--- Begin Data ---

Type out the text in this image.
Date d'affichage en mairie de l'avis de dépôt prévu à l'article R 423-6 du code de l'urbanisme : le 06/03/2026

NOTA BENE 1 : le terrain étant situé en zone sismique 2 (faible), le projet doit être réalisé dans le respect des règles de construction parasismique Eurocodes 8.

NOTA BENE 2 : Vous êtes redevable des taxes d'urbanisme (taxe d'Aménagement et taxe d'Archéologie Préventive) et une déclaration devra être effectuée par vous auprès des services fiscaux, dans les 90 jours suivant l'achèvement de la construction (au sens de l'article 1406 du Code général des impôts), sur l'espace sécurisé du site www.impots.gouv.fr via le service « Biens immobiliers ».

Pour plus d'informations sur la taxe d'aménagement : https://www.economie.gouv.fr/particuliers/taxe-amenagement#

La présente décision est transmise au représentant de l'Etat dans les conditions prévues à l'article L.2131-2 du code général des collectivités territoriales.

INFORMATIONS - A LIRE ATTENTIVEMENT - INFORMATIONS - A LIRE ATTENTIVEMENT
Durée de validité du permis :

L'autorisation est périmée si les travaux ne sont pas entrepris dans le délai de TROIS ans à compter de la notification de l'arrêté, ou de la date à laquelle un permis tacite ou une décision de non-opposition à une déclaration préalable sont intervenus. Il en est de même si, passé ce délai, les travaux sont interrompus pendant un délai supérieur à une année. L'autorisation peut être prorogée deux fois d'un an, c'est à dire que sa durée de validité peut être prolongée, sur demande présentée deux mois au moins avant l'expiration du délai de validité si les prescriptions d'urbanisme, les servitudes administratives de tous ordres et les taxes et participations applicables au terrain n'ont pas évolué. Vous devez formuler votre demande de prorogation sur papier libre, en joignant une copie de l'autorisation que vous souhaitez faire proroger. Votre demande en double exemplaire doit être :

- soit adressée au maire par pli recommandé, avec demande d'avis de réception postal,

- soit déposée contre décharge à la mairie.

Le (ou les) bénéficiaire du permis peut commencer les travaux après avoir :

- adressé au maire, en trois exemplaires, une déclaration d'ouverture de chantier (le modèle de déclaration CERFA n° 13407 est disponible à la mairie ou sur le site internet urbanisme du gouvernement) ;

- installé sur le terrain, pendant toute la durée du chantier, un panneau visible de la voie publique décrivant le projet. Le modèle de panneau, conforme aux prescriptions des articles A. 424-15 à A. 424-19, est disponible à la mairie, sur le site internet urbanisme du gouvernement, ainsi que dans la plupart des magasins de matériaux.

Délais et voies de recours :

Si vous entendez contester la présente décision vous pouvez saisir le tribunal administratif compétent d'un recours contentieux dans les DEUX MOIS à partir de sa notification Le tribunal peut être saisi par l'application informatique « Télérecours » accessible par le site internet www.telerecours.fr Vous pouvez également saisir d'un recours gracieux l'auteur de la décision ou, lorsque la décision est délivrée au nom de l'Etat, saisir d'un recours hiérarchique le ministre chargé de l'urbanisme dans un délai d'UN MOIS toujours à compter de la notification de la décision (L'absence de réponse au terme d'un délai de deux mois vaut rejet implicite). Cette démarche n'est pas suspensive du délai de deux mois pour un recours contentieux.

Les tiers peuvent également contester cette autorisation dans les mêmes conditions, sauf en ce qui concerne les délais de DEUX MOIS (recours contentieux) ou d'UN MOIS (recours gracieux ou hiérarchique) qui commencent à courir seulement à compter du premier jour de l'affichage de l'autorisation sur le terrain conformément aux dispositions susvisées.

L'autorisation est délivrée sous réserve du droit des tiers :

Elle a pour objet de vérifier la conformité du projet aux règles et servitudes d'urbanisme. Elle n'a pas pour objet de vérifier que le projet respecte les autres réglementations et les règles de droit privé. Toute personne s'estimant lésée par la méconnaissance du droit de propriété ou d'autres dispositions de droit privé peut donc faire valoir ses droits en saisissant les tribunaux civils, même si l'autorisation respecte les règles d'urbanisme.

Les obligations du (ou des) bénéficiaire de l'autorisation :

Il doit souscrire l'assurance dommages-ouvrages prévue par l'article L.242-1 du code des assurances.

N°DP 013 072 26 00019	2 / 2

--- End Data ---

* **To be done**
Going through the entries above, report how many lines include the string "internet". The number alone is the answer.

* **Final result**
3